_EXERCISE REQUIREMENTS:_ Leave out every picture, and restate word for word only the lines from the one containing "Read all visible content and emit it as JSON." through the end of the material.

═══ ENTRIES

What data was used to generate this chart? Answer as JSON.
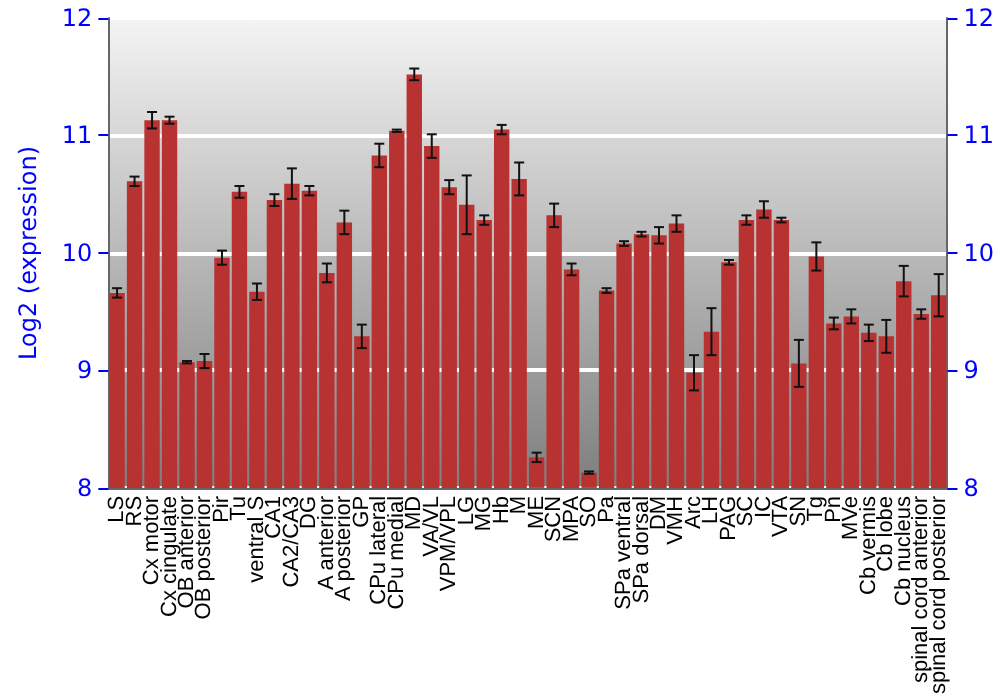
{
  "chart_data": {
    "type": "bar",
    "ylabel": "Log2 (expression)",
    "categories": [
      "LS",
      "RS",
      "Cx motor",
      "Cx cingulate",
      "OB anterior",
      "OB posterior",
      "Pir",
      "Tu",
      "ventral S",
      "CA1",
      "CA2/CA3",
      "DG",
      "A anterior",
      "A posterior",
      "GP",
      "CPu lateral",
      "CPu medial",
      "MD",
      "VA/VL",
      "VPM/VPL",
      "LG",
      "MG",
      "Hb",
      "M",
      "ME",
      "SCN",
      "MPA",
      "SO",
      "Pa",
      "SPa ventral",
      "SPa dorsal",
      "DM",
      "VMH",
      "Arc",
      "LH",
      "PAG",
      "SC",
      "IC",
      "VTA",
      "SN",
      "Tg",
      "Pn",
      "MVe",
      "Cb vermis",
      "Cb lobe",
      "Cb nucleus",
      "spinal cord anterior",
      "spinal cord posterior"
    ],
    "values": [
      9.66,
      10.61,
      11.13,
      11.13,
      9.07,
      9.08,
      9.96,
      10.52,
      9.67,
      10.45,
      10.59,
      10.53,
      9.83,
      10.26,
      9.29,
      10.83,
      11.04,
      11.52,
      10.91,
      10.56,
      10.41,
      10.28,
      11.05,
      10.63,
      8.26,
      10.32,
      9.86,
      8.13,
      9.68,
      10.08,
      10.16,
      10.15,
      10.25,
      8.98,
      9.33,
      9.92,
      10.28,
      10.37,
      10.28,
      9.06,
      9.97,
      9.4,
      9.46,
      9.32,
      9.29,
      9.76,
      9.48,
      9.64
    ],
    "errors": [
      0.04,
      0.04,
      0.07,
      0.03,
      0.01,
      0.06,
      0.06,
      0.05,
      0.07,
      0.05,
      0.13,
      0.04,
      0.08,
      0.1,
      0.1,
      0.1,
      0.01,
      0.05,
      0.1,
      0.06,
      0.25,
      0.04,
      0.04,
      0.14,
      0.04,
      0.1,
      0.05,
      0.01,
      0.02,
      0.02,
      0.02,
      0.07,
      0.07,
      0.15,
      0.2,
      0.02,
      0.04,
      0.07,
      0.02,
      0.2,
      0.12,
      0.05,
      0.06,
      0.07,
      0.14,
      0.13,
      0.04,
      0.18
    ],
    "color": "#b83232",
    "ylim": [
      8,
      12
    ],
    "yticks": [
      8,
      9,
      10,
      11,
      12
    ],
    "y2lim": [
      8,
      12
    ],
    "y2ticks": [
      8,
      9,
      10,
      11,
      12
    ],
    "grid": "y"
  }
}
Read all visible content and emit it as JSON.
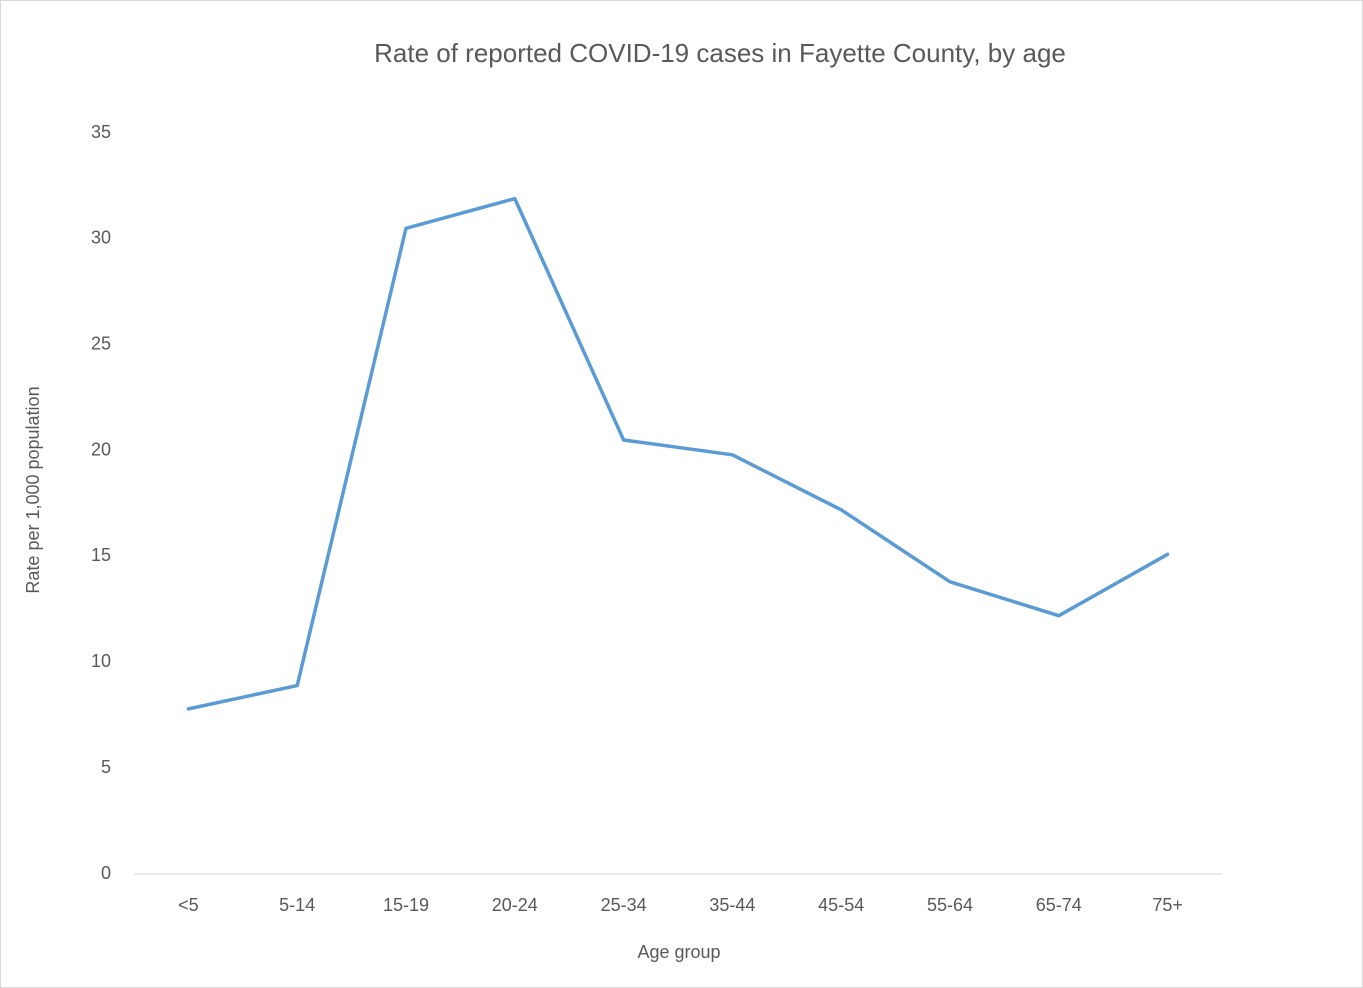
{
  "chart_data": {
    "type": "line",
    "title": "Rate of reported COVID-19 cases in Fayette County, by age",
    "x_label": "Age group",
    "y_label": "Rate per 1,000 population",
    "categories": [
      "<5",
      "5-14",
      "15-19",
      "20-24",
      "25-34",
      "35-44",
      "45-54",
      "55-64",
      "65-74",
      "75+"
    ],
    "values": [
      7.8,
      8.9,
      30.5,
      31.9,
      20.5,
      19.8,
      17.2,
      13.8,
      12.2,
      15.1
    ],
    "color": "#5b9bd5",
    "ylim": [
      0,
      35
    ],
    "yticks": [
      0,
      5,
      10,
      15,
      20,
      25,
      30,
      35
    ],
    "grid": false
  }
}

══════

_PROBLEM SOLUTION:_
Read all visible content and emit it as JSON.
{
  "chart_data": {
    "type": "line",
    "title": "Rate of reported COVID-19 cases in Fayette County, by age",
    "x_label": "Age group",
    "y_label": "Rate per 1,000 population",
    "categories": [
      "<5",
      "5-14",
      "15-19",
      "20-24",
      "25-34",
      "35-44",
      "45-54",
      "55-64",
      "65-74",
      "75+"
    ],
    "values": [
      7.8,
      8.9,
      30.5,
      31.9,
      20.5,
      19.8,
      17.2,
      13.8,
      12.2,
      15.1
    ],
    "color": "#5b9bd5",
    "ylim": [
      0,
      35
    ],
    "yticks": [
      0,
      5,
      10,
      15,
      20,
      25,
      30,
      35
    ],
    "grid": false
  }
}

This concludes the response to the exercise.